▸ **Work to complete**
(1) Answer these questions about the thread on benepar span labels, one answer per line, marked to match:
(a) Which spaCy model does the reproduction code load?
(b) What value does the issue author expect the empty label tuple to equal instead?
(c) What error message does the tree function raise when parentheses do not match?
(2) In the thread on benepar span labels, transcribe everything from "I also had the" down to "in my opinion.".

▸ **Passage to read**
+++
LawlAoux opened this issue · comments

For some reason, when the span has a length of one, ._.labels returns an empty tuple. I would expect it to return the part of speech of the individual word (which can be done by taking the token of the word in the span and then taking tag_.

Reproduction:

import spacy, benepar
nlp = spacy.load('en_core_web_md')
nlp.add_pipe("benepar", config={"model": "benepar_en3"})
doc = nlp("Tuesday morning")
sent = tuple(doc.sents)[0]
first_child = tuple(sent._.children)[0]
pos = first_child._.labels

From this code pos will be an empty tuple, but I would expect it to be equal to first_child[0].tag_ which is "NNP"

commented

I encountered the same problem. Even couldn't iterate through ._.parse_string as it is a nested complicated structure with parenthesis

@burak0006 @LawlAoux
You can make use of the less complicated version of the parsed string at the leaf to solve this issue.

all_tokens = self.span_obj._.parse_string.split("(")
label = all_tokens[1].split(" ")[0]

Eg:
image

Here, the parsed strings at the leafs are:

  • (NN Stock)
  • (NNS prices)
  • (VBD soared)
  • ........

I also had the same problem. Is there some kind of conversion to CNF along the way that causes the API to go bonkers? The only working solution I could come up with is that which @anmolagarwal999 suggested, but it is unfortunate to have to parse a string constructed of a sentence that is already parsed. :/ A better API is warranted in my opinion.

If you pass the parsed_sentence string into this function it will give you an appropriate tree structure.

# This was adapted from https://stackoverflow.com/questions/54959875/recursive-parentheses-parser-for-expressions-of-strings
def parse_tree(sentence):
    stack = []  # or a `collections.deque()` object, which is a little faster
    top = items = []
    for token in filter(None, re.compile(r'(?:([()])|\s+)').split(sentence)):
        if token == '(':
            stack. Append(items)
            items.append([])
            items = items[-1]
        elif token == ')':
            if not stack:
                raise ValueError("Unbalanced parentheses")
            items = stack.pop()  
        else:
            items. Append(token)
    if stack:
        raise ValueError("Unbalanced parentheses")    
    return top

This is a tree so it's not convenient to get stuff out of it. Here is an XPath-like function which you can use to query the structure.

def find_pos(tree, pos):
    result = []
    if not isinstance(tree[0], str):
        result = [find_pos(subtree, pos) for subtree in tree]
    else:
        pos_parts = pos.split("/")
+++
▸ **Dataset excerpts**
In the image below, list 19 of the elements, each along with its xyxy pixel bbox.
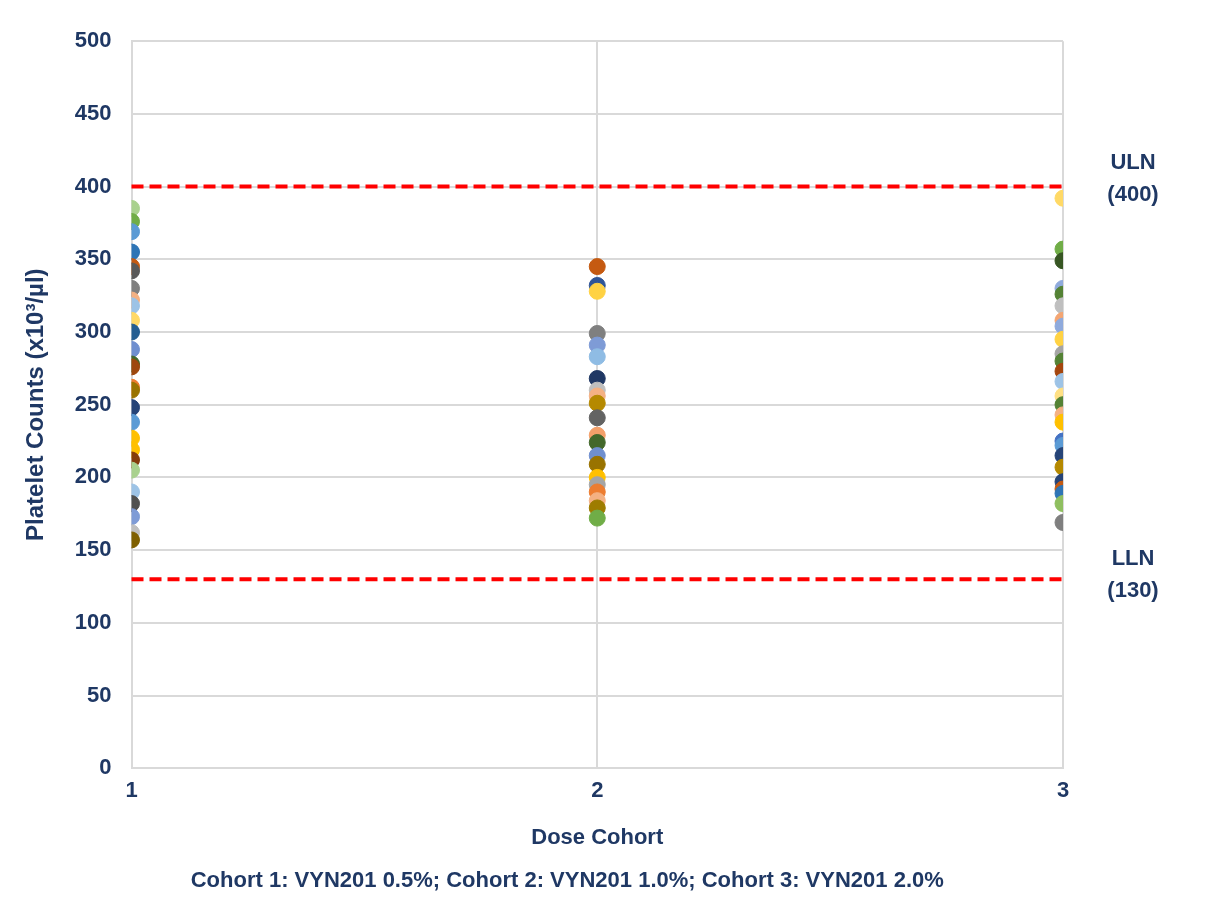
y-tick-label: 400	[74, 172, 112, 198]
y-tick-label: 350	[74, 245, 112, 271]
x-axis-title: Dose Cohort	[531, 823, 664, 849]
y-tick-label: 50	[87, 681, 112, 707]
x-tick-label: 1	[125, 777, 138, 803]
y-tick-label: 300	[74, 318, 112, 344]
y-tick-label: 150	[74, 536, 112, 562]
y-tick-label: 450	[74, 99, 112, 125]
y-tick-label: 0	[99, 754, 112, 780]
x-tick-label: 3	[1056, 777, 1070, 803]
y-tick-label: 100	[74, 608, 112, 634]
y-tick-label: 200	[74, 463, 112, 489]
y-axis-title: Platelet Counts (x10³/µl)	[21, 268, 49, 541]
text: Cohort 1: VYN201 0.5%; Cohort 2: VYN201 1.0%; Cohort 3: VYN201 2.0%	[190, 867, 944, 892]
x-tick-label: 2	[591, 777, 604, 803]
ref-line-label: ULN (400)	[1107, 148, 1159, 206]
y-tick-label: 250	[74, 390, 112, 416]
ref-line-label: LLN (130)	[1107, 545, 1159, 603]
y-tick-label: 500	[74, 27, 112, 53]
+++
▸ **Solutions by task**
(1)
(a) en_core_web_md
(b) "NNP", the value of first_child[0].tag_
(c) "Unbalanced parentheses"

(2)
I also had the same problem. Is there some kind of conversion to CNF along the way that causes the API to go bonkers? The only working solution I could come up with is that which @anmolagarwal999 suggested, but it is unfortunate to have to parse a string constructed of a sentence that is already parsed. :/ A better API is warranted in my opinion.